Essai Opel Astra GTC: la mémoire …

L’Opel Astra GTC cache sous sa très élégante robe un chassis qui peine à encaisser le couple de son moteur 1.6L Turbo 180ch. Un tableau dynamique que l’Opel contraste avec d’autres qualités et défauts.

La mémoire. Une des facultés les plus mystérieuses de notre cerveau encore largement incompris. Hormis la mémoire purement intellectuelle (se rappeler une soirée, un texte, ou le fonctionnement d’un appareil), on sait qu’elle se décline notamment en relation avec nos cinq sens. Si la mémoire visuelle est largement employée quotidiennement pour nous permettre de nous mouvoir aisément dans notre espace, tout comme notre mémoire auditive est sans cesse sollicitée, en commençant par les cours que l’on suit dès notre enfance, il n’en va pas de même pour nos trois autres sens. Une fois franchi le cap de l’adolescence, il est rare que notre sens du toucher, comme celui du goût, ait à mémoriser de nouvelles sensations. Mais de nos cinq sens, s’il en est un bien étrange et qui nous ramène à notre condition animale, l’odorat est celui qui a le plus de pouvoir sur nous. Constamment stimulé, qu’on le veuille ou non, il peut déclencher une foule d’émotions et de modifications dans notre comportement, bien souvent inconsciemment. Basculant alors soudainement dans un univers au ralenti tandis que la porte de cette Astra GTC s’ouvre devant moi, j’ai le temps durant une fraction de seconde de sentir que mon cerveau remue de vieux tiroirs, et mené par mes récepteurs olfactifs, je replonge instantanément dix ans en arrière.

## CONSIGNE
Reproduisez à l'identique le passage de l'essai de l'Astra GTC compris entre « Essai Opel Astra » et « qualités et défauts. » inclus. Les entrées n'ont aucun rapport avec l'essai de l'Astra GTC.

## ENTRÉES FOURNIES
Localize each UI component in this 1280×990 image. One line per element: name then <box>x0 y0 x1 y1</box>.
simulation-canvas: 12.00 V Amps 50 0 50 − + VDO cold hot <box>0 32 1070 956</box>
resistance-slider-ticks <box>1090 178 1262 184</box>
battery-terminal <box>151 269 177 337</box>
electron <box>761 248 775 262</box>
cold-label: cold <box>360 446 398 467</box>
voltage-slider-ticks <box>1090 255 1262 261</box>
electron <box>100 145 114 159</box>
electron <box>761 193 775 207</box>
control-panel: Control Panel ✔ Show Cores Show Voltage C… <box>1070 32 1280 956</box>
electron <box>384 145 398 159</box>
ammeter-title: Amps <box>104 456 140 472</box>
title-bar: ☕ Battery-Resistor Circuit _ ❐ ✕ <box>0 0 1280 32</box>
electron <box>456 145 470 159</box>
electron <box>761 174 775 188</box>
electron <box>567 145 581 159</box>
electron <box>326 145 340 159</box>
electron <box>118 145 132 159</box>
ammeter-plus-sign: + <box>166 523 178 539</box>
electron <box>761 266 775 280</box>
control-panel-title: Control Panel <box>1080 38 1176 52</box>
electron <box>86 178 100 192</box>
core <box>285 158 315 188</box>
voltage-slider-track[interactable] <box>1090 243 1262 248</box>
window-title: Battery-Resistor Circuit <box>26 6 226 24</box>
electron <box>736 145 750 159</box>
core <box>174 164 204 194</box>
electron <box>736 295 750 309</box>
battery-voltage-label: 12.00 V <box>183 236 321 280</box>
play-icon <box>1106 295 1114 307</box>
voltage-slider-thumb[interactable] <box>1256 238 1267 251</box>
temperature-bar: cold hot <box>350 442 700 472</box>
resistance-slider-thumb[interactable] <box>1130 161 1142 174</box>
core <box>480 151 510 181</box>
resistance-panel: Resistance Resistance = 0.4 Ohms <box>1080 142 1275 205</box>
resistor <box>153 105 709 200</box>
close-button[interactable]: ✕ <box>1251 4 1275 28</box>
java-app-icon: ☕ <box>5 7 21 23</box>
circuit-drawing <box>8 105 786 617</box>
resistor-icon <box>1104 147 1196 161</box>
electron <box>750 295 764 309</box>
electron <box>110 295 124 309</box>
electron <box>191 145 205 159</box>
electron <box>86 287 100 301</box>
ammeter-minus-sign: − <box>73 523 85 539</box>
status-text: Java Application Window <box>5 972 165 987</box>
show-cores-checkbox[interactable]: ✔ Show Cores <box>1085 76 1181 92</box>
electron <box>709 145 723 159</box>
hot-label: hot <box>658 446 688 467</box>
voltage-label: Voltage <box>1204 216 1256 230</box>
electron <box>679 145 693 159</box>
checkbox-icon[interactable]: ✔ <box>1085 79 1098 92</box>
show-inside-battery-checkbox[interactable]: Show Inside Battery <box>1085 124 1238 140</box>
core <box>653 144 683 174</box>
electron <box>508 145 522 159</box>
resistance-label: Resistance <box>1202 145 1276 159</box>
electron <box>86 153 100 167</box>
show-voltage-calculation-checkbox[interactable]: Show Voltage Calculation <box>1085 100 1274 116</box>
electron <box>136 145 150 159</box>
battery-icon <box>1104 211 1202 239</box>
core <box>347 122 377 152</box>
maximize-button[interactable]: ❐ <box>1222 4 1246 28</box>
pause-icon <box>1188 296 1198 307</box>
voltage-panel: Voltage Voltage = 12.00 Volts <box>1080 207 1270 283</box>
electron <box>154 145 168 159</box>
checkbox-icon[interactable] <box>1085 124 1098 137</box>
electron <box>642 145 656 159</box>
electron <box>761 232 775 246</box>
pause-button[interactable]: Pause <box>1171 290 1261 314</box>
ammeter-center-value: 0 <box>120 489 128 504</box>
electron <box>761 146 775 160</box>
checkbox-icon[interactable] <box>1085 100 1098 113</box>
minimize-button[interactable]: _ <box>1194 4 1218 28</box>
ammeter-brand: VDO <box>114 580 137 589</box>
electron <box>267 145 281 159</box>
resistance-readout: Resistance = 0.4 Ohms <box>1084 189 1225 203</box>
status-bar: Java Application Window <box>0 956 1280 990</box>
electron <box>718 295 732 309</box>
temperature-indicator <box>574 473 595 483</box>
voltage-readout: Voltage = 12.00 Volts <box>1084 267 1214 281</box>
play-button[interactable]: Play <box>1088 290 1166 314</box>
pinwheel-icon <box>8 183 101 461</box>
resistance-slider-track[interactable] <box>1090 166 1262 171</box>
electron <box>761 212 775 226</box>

## SOLUTION DÉTAILLÉE
Essai Opel Astra GTC: la mémoire …

L’Opel Astra GTC cache sous sa très élégante robe un chassis qui peine à encaisser le couple de son moteur 1.6L Turbo 180ch. Un tableau dynamique que l’Opel contraste avec d’autres qualités et défauts.